>> START
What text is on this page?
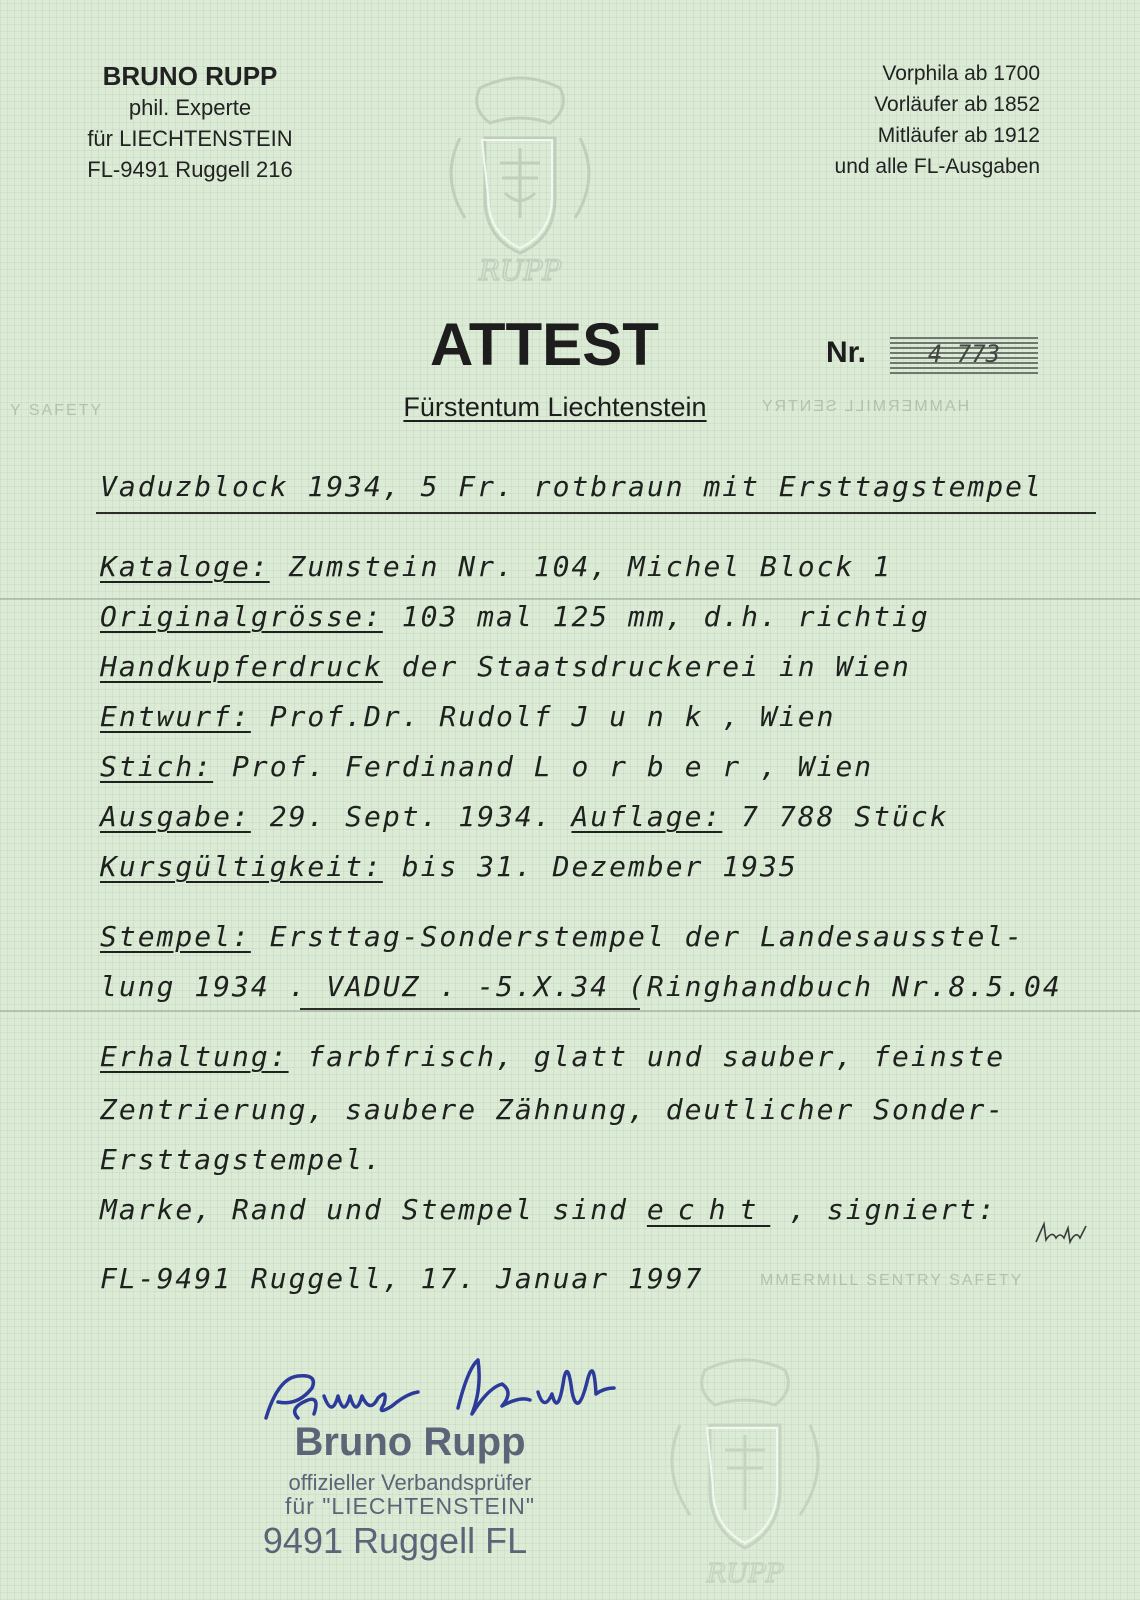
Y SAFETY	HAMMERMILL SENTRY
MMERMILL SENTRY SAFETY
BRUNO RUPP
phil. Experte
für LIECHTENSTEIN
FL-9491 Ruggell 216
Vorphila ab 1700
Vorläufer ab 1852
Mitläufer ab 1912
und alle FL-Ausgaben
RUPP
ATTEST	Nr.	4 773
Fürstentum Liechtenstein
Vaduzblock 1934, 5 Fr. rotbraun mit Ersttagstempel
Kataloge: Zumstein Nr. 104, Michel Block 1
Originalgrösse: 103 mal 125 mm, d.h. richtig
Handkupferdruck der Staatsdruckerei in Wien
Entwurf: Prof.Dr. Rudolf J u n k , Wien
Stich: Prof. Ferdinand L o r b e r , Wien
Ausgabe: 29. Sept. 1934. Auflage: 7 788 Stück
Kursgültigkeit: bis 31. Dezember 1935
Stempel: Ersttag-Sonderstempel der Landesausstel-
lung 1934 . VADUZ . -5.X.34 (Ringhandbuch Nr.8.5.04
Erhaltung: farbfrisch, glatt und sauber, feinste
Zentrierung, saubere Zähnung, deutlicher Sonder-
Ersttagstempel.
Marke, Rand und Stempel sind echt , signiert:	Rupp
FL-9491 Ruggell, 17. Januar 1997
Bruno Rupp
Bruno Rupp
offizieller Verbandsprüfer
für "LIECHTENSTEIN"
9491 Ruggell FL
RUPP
>> END
>> START
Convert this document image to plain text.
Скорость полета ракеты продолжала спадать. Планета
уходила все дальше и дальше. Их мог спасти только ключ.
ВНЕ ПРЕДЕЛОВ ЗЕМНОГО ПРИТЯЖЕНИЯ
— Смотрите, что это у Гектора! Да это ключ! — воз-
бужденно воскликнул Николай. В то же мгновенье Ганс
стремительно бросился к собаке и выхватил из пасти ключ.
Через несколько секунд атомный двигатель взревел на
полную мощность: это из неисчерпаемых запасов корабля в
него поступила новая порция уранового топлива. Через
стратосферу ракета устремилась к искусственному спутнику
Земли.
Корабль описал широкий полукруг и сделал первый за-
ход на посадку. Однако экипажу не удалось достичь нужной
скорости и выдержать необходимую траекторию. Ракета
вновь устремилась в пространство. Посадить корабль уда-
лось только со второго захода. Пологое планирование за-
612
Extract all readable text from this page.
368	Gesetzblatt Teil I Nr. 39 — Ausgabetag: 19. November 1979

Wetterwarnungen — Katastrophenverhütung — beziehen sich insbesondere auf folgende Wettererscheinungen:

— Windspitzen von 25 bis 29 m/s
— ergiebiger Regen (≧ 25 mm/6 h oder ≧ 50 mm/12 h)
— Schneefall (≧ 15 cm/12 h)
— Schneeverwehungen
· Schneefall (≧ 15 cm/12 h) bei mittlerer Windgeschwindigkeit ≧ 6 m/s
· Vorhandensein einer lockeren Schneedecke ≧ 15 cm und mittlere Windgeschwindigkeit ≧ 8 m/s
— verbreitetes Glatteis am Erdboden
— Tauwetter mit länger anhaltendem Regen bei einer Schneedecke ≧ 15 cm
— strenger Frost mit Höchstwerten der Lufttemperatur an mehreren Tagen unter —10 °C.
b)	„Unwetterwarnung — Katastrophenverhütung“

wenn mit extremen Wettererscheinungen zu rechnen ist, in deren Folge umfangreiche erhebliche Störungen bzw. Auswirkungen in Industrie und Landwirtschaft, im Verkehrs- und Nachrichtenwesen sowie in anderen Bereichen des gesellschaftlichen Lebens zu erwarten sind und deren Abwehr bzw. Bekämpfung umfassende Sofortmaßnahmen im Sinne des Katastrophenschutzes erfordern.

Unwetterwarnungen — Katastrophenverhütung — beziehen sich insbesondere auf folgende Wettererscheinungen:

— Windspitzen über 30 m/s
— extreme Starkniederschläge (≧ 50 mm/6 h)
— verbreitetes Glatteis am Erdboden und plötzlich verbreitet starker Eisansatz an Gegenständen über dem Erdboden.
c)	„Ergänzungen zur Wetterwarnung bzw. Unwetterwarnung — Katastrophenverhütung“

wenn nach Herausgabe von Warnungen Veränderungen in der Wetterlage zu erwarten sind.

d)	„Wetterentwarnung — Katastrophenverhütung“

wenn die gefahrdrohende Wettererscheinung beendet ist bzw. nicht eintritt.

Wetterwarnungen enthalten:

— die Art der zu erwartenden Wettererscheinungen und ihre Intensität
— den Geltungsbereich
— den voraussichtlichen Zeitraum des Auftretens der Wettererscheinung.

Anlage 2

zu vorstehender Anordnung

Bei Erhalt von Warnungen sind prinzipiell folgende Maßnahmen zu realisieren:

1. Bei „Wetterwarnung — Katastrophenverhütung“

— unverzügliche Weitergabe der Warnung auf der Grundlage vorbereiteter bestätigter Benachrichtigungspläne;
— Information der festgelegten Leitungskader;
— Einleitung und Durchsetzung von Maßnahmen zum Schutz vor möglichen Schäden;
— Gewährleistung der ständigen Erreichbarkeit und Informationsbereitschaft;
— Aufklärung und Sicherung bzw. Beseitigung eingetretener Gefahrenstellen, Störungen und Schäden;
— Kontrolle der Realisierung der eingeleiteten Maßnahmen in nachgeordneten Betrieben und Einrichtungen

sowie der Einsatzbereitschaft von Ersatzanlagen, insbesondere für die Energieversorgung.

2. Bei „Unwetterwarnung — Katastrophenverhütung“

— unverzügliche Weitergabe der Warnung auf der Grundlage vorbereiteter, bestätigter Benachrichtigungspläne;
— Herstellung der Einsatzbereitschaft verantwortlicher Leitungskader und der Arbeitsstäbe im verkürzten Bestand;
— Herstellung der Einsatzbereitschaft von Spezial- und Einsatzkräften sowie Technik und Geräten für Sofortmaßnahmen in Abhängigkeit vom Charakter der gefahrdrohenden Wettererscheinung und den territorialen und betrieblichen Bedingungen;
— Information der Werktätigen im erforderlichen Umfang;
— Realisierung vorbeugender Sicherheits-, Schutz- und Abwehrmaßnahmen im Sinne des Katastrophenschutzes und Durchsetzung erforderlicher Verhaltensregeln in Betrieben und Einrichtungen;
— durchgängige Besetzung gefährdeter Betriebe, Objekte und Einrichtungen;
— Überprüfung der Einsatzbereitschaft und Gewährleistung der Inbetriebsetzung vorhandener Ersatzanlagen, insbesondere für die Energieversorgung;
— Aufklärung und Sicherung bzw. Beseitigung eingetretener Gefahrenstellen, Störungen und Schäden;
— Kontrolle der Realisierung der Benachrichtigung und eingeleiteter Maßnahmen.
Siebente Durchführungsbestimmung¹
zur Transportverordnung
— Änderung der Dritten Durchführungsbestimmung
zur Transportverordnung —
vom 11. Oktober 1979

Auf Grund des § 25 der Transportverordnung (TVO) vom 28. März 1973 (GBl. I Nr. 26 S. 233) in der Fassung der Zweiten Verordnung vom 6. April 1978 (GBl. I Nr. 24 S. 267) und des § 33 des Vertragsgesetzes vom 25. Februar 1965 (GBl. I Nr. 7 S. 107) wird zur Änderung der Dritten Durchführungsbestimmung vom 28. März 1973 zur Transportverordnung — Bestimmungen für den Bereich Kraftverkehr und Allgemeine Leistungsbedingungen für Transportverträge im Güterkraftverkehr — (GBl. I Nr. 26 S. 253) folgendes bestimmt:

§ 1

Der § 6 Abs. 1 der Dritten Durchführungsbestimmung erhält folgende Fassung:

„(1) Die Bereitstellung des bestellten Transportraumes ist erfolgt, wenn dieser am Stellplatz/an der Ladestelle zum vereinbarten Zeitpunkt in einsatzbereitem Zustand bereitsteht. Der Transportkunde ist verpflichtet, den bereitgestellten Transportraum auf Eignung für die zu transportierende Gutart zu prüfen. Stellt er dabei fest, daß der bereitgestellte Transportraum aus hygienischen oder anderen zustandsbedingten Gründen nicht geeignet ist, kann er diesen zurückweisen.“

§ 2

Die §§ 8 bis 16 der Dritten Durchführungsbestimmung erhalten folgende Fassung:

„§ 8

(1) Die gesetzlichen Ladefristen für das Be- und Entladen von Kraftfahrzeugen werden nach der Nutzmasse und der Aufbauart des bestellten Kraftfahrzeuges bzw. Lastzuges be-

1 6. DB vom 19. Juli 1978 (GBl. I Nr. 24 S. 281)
>> END
● EXERCISE REQUIREMENTS
Search the preceding listing for "Windgeschwindigkeit" and extract every line where it is found.

● WRITTEN RESPONSE
· Schneefall (≧ 15 cm/12 h) bei mittlerer Windgeschwindigkeit ≧ 6 m/s
· Vorhandensein einer lockeren Schneedecke ≧ 15 cm und mittlere Windgeschwindigkeit ≧ 8 m/s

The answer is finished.